What you have to do: Pictures stay out of the copy; restate everything else in the material exactly.

* * * * * * *

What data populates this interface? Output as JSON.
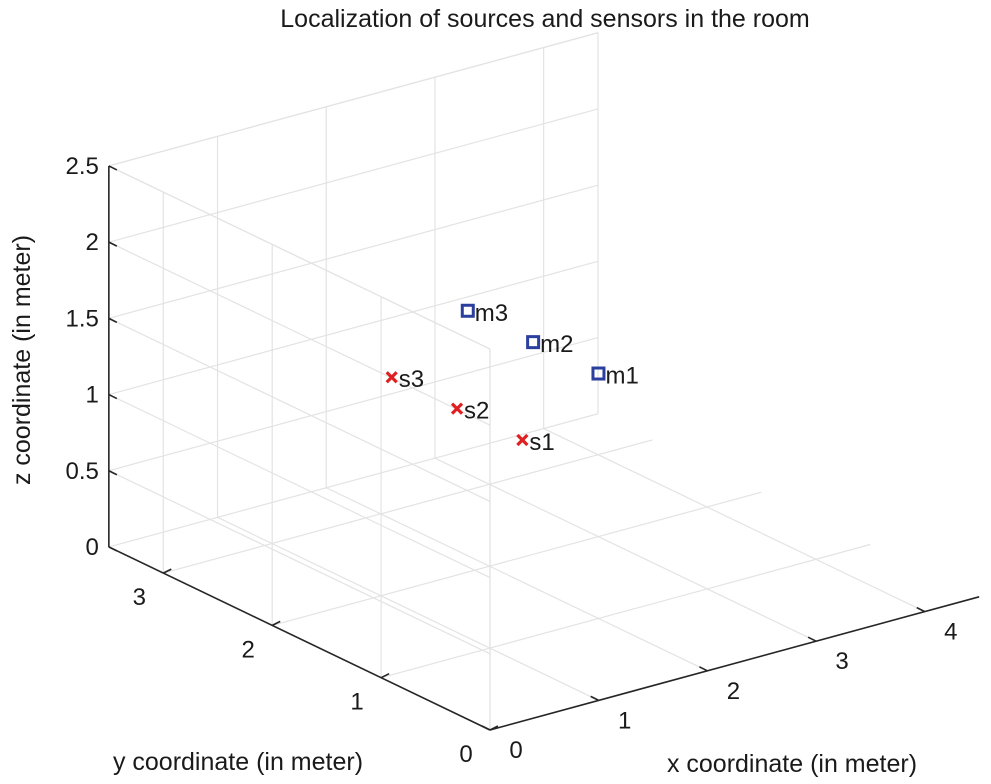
{
  "chart_data": {
    "type": "scatter",
    "dims": 3,
    "title": "Localization of sources and sensors in the room",
    "xlabel": "x coordinate (in meter)",
    "ylabel": "y coordinate (in meter)",
    "zlabel": "z coordinate (in meter)",
    "xlim": [
      0,
      4.5
    ],
    "ylim": [
      0,
      3.5
    ],
    "zlim": [
      0,
      2.5
    ],
    "xticks": [
      0,
      1,
      2,
      3,
      4
    ],
    "yticks": [
      0,
      1,
      2,
      3
    ],
    "zticks": [
      0,
      0.5,
      1,
      1.5,
      2,
      2.5
    ],
    "grid": true,
    "series": [
      {
        "marker": "square",
        "color": "#2b3f9e",
        "points": [
          {
            "label": "m1",
            "x": 2.2,
            "y": 1.2,
            "z": 1.5
          },
          {
            "label": "m2",
            "x": 2.2,
            "y": 1.8,
            "z": 1.5
          },
          {
            "label": "m3",
            "x": 2.2,
            "y": 2.4,
            "z": 1.5
          }
        ]
      },
      {
        "marker": "cross",
        "color": "#e02020",
        "points": [
          {
            "label": "s1",
            "x": 1.5,
            "y": 1.2,
            "z": 1.2
          },
          {
            "label": "s2",
            "x": 1.5,
            "y": 1.8,
            "z": 1.2
          },
          {
            "label": "s3",
            "x": 1.5,
            "y": 2.4,
            "z": 1.2
          }
        ]
      }
    ]
  }
}
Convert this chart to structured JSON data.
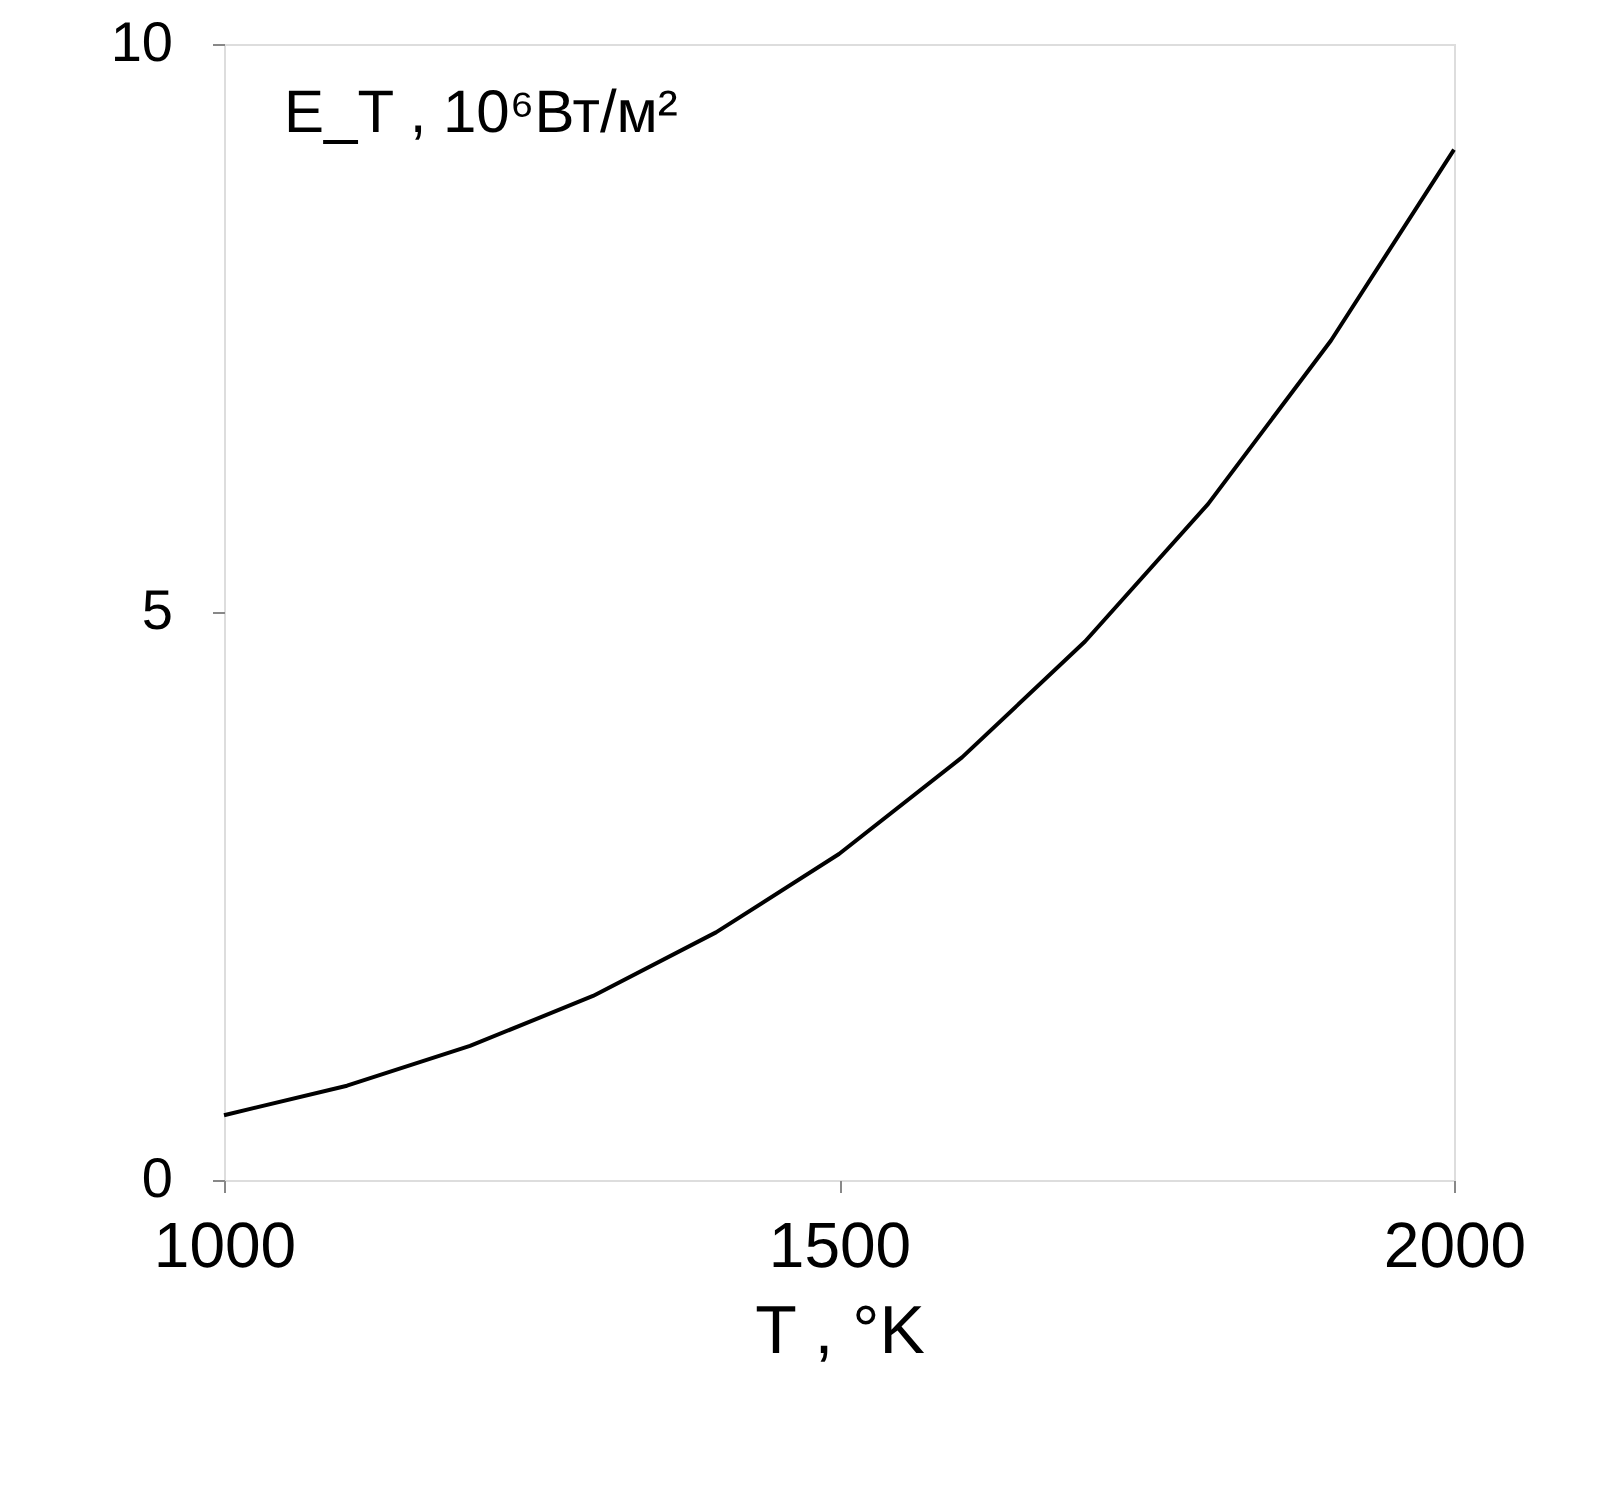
{
  "chart_data": {
    "type": "line",
    "ylabel": "E_T , 10⁶Вт/м²",
    "xlabel": "T ,  °K",
    "x": [
      1000,
      1100,
      1200,
      1300,
      1400,
      1500,
      1600,
      1700,
      1800,
      1900,
      2000
    ],
    "series": [
      {
        "color": "#000000",
        "values": [
          0.57,
          0.83,
          1.18,
          1.62,
          2.18,
          2.87,
          3.72,
          4.74,
          5.95,
          7.39,
          9.07
        ]
      }
    ],
    "xlim": [
      1000,
      2000
    ],
    "xticks": [
      1000,
      1500,
      2000
    ],
    "ylim": [
      0,
      10
    ],
    "yticks": [
      0,
      5,
      10
    ],
    "grid": false,
    "legend": false,
    "marker": "none",
    "line_style": "solid"
  }
}
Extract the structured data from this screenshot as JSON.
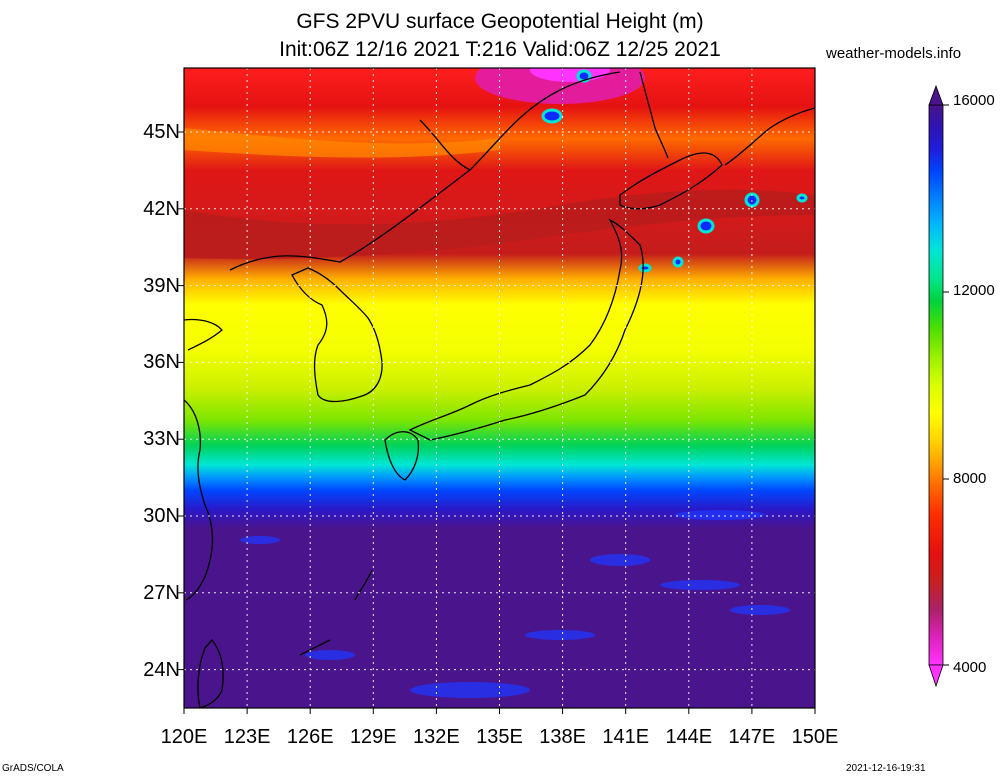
{
  "header": {
    "title": "GFS 2PVU surface Geopotential Height (m)",
    "subtitle": "Init:06Z 12/16 2021 T:216 Valid:06Z 12/25 2021",
    "source": "weather-models.info"
  },
  "map": {
    "lat_labels": [
      "45N",
      "42N",
      "39N",
      "36N",
      "33N",
      "30N",
      "27N",
      "24N"
    ],
    "lon_labels": [
      "120E",
      "123E",
      "126E",
      "129E",
      "132E",
      "135E",
      "138E",
      "141E",
      "144E",
      "147E",
      "150E"
    ],
    "lat_range": [
      22.5,
      47.5
    ],
    "lon_range": [
      120,
      150
    ],
    "grid": true,
    "coastlines": true,
    "field": "2PVU surface geopotential height, decreasing from south (~15500 m) to north (~5000 m)"
  },
  "colorbar": {
    "min": 4000,
    "max": 16000,
    "labels": [
      "16000",
      "12000",
      "8000",
      "4000"
    ],
    "colors": [
      "#ff33ff",
      "#dd22bb",
      "#aa2266",
      "#c72020",
      "#e61010",
      "#ff2d00",
      "#ff6a00",
      "#ffa000",
      "#ffd200",
      "#ffff00",
      "#d8ff00",
      "#9cf000",
      "#4ee000",
      "#00d23c",
      "#00e68c",
      "#00e6d6",
      "#00b4ff",
      "#0078ff",
      "#0046ff",
      "#1e1edc",
      "#2d14b4",
      "#4a148c"
    ]
  },
  "footer": {
    "left": "GrADS/COLA",
    "right": "2021-12-16-19:31"
  }
}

* * * * * * *

Output of the task:
What data populates this interface? Output as JSON.
{
  "chart_data": {
    "type": "scatter",
    "dims": 3,
    "title": "Localization of sources and sensors in the room",
    "xlabel": "x coordinate (in meter)",
    "ylabel": "y coordinate (in meter)",
    "zlabel": "z coordinate (in meter)",
    "xlim": [
      0,
      4.5
    ],
    "ylim": [
      0,
      3.5
    ],
    "zlim": [
      0,
      2.5
    ],
    "xticks": [
      0,
      1,
      2,
      3,
      4
    ],
    "yticks": [
      0,
      1,
      2,
      3
    ],
    "zticks": [
      0,
      0.5,
      1,
      1.5,
      2,
      2.5
    ],
    "grid": true,
    "series": [
      {
        "marker": "square",
        "color": "#2b3f9e",
        "points": [
          {
            "label": "m1",
            "x": 2.2,
            "y": 1.2,
            "z": 1.5
          },
          {
            "label": "m2",
            "x": 2.2,
            "y": 1.8,
            "z": 1.5
          },
          {
            "label": "m3",
            "x": 2.2,
            "y": 2.4,
            "z": 1.5
          }
        ]
      },
      {
        "marker": "cross",
        "color": "#e02020",
        "points": [
          {
            "label": "s1",
            "x": 1.5,
            "y": 1.2,
            "z": 1.2
          },
          {
            "label": "s2",
            "x": 1.5,
            "y": 1.8,
            "z": 1.2
          },
          {
            "label": "s3",
            "x": 1.5,
            "y": 2.4,
            "z": 1.2
          }
        ]
      }
    ]
  }
}
Convert this chart to structured JSON data.
{
  "chart_data": {
    "type": "line",
    "ylabel": "E_T , 10⁶Вт/м²",
    "xlabel": "T ,  °K",
    "x": [
      1000,
      1100,
      1200,
      1300,
      1400,
      1500,
      1600,
      1700,
      1800,
      1900,
      2000
    ],
    "series": [
      {
        "color": "#000000",
        "values": [
          0.57,
          0.83,
          1.18,
          1.62,
          2.18,
          2.87,
          3.72,
          4.74,
          5.95,
          7.39,
          9.07
        ]
      }
    ],
    "xlim": [
      1000,
      2000
    ],
    "xticks": [
      1000,
      1500,
      2000
    ],
    "ylim": [
      0,
      10
    ],
    "yticks": [
      0,
      5,
      10
    ],
    "grid": false,
    "legend": false,
    "marker": "none",
    "line_style": "solid"
  }
}
Extract the structured data from this screenshot as JSON.
{
  "header": {
    "title": "GFS 2PVU surface Geopotential Height (m)",
    "subtitle": "Init:06Z 12/16 2021 T:216 Valid:06Z 12/25 2021",
    "source": "weather-models.info"
  },
  "map": {
    "lat_labels": [
      "45N",
      "42N",
      "39N",
      "36N",
      "33N",
      "30N",
      "27N",
      "24N"
    ],
    "lon_labels": [
      "120E",
      "123E",
      "126E",
      "129E",
      "132E",
      "135E",
      "138E",
      "141E",
      "144E",
      "147E",
      "150E"
    ],
    "lat_range": [
      22.5,
      47.5
    ],
    "lon_range": [
      120,
      150
    ],
    "grid": true,
    "coastlines": true,
    "field": "2PVU surface geopotential height, decreasing from south (~15500 m) to north (~5000 m)"
  },
  "colorbar": {
    "min": 4000,
    "max": 16000,
    "labels": [
      "16000",
      "12000",
      "8000",
      "4000"
    ],
    "colors": [
      "#ff33ff",
      "#dd22bb",
      "#aa2266",
      "#c72020",
      "#e61010",
      "#ff2d00",
      "#ff6a00",
      "#ffa000",
      "#ffd200",
      "#ffff00",
      "#d8ff00",
      "#9cf000",
      "#4ee000",
      "#00d23c",
      "#00e68c",
      "#00e6d6",
      "#00b4ff",
      "#0078ff",
      "#0046ff",
      "#1e1edc",
      "#2d14b4",
      "#4a148c"
    ]
  },
  "footer": {
    "left": "GrADS/COLA",
    "right": "2021-12-16-19:31"
  }
}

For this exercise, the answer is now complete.